[Supplied records start]

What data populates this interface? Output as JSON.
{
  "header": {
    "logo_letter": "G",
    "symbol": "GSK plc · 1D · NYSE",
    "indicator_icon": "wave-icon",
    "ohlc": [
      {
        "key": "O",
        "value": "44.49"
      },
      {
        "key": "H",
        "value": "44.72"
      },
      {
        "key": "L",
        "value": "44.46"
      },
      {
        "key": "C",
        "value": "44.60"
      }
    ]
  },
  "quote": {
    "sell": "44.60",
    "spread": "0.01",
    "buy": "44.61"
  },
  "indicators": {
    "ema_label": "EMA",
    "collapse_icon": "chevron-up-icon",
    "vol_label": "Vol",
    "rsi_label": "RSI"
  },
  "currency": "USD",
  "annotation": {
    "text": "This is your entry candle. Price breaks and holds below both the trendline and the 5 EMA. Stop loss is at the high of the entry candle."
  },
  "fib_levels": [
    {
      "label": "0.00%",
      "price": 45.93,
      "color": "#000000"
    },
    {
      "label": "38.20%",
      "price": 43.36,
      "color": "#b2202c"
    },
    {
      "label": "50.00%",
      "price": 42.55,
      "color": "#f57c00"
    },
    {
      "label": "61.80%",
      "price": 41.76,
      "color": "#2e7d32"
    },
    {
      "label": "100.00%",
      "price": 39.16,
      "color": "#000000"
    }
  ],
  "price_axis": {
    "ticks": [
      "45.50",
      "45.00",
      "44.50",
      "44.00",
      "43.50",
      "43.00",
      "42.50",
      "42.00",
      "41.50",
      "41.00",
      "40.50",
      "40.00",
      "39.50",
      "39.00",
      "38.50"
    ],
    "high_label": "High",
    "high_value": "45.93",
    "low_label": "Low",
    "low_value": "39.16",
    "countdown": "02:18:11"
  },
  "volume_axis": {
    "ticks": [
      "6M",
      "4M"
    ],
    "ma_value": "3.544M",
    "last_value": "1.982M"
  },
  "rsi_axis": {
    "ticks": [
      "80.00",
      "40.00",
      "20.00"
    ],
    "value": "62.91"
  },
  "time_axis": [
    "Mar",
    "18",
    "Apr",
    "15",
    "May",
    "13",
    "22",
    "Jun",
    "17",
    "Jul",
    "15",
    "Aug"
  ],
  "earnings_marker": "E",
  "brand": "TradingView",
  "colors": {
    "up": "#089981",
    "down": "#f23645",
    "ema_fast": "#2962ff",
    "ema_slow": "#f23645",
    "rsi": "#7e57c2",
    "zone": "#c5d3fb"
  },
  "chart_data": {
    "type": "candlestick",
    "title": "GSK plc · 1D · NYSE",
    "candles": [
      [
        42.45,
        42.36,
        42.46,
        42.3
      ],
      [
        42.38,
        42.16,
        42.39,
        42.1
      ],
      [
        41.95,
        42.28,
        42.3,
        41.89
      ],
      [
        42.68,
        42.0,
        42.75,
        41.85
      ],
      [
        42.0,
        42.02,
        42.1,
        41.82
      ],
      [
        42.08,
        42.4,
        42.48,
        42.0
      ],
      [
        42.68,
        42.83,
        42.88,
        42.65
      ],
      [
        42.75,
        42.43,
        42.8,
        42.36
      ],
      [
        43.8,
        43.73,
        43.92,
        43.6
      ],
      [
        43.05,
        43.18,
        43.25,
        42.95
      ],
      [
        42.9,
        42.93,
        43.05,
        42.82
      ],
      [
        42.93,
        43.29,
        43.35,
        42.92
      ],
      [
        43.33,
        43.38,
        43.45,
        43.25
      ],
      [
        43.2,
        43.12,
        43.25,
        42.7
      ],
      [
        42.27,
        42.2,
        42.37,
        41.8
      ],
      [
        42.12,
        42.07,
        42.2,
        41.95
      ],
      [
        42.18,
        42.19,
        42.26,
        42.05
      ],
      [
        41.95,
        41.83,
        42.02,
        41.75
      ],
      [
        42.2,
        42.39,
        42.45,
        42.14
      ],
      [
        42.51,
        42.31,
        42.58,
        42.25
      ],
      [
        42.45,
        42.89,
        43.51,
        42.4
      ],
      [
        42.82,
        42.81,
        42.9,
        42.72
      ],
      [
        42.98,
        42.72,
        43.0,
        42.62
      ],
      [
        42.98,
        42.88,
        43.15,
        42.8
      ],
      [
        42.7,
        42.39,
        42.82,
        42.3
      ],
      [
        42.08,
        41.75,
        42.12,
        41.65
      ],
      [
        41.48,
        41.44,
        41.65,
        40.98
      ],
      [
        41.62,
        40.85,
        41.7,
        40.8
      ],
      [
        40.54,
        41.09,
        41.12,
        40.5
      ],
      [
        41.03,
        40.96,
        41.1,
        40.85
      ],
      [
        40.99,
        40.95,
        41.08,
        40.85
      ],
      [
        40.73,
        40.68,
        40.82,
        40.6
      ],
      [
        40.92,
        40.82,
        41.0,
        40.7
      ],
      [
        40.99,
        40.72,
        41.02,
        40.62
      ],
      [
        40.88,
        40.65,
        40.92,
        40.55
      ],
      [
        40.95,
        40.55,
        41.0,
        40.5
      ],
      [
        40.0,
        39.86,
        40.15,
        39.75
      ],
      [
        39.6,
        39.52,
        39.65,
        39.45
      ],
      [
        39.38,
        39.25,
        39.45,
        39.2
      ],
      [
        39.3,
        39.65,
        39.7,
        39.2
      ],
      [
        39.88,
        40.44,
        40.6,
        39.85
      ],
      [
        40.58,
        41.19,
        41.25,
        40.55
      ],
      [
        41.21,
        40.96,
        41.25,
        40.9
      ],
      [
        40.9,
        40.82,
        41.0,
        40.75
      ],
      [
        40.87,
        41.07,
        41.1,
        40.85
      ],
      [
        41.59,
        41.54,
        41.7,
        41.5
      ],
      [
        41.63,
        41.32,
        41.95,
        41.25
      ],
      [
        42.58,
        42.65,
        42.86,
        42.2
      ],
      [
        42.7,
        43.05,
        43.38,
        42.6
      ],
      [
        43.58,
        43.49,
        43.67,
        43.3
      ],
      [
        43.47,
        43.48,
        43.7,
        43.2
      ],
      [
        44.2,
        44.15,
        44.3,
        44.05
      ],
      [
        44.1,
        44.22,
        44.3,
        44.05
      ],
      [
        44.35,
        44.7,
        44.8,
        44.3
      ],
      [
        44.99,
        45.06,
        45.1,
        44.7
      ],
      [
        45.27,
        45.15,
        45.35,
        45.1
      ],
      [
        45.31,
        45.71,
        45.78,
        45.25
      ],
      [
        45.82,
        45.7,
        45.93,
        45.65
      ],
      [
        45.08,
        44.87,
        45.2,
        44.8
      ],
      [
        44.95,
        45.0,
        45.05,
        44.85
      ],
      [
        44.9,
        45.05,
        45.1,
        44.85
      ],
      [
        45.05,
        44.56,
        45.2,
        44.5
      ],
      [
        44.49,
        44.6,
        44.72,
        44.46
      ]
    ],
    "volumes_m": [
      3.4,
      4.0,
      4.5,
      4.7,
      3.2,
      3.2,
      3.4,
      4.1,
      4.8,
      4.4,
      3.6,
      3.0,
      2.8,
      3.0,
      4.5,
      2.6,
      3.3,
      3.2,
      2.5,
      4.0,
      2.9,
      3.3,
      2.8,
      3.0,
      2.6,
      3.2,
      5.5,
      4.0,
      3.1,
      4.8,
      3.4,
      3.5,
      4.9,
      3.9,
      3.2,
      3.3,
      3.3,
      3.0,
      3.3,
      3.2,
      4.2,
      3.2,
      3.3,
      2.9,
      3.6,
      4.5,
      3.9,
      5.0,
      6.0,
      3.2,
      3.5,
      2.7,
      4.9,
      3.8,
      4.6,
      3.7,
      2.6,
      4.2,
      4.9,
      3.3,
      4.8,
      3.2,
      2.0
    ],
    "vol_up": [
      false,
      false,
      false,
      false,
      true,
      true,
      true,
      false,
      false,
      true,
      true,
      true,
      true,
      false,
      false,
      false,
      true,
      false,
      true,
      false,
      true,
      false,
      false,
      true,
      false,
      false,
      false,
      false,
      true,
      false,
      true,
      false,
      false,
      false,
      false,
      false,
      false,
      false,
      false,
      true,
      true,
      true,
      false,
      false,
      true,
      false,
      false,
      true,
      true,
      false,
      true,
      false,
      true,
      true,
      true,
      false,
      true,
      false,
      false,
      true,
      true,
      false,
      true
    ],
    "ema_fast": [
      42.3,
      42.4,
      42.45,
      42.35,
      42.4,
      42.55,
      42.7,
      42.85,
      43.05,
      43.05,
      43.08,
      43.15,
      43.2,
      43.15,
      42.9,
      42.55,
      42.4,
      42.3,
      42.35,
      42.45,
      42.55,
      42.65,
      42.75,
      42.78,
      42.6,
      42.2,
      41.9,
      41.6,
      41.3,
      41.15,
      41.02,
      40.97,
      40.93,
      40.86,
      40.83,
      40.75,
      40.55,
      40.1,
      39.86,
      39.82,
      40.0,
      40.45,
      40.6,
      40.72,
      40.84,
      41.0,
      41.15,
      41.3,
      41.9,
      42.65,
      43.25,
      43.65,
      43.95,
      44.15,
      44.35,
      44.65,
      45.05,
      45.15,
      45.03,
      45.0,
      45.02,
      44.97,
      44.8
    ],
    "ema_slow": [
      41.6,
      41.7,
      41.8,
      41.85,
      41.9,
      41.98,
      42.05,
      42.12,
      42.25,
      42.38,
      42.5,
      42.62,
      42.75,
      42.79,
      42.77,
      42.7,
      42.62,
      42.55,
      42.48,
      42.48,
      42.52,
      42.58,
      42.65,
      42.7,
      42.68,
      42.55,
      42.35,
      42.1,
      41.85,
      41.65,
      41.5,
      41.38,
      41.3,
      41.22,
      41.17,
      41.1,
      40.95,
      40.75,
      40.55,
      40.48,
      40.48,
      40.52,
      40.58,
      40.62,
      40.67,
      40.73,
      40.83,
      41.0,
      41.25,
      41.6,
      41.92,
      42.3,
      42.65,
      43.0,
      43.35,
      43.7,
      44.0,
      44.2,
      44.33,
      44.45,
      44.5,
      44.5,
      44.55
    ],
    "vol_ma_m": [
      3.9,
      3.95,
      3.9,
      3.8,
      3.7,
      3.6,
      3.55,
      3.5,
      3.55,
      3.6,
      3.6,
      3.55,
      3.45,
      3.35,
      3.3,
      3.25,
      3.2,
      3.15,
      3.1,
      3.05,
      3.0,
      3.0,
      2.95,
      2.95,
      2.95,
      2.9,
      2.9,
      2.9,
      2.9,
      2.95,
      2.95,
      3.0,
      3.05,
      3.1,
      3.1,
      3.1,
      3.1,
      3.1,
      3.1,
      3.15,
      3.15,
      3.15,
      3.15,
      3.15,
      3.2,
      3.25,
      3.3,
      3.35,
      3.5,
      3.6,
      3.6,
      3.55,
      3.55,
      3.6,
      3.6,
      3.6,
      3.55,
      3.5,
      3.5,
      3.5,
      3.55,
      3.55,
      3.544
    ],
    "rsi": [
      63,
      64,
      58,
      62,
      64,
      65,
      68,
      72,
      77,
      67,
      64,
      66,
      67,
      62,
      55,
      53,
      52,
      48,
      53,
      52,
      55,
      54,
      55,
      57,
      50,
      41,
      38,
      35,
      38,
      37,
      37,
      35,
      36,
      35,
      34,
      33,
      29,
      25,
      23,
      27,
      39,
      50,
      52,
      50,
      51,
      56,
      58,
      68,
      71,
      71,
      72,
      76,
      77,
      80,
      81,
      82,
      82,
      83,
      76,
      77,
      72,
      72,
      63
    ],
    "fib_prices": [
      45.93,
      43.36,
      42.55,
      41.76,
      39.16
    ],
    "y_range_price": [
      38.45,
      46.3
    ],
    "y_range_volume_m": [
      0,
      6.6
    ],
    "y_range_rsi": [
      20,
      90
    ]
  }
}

[Supplied records end]

Requirements:
All lines that include "icon" are to be gathered and copied.

Exercise result:
    "indicator_icon": "wave-icon",
    "collapse_icon": "chevron-up-icon",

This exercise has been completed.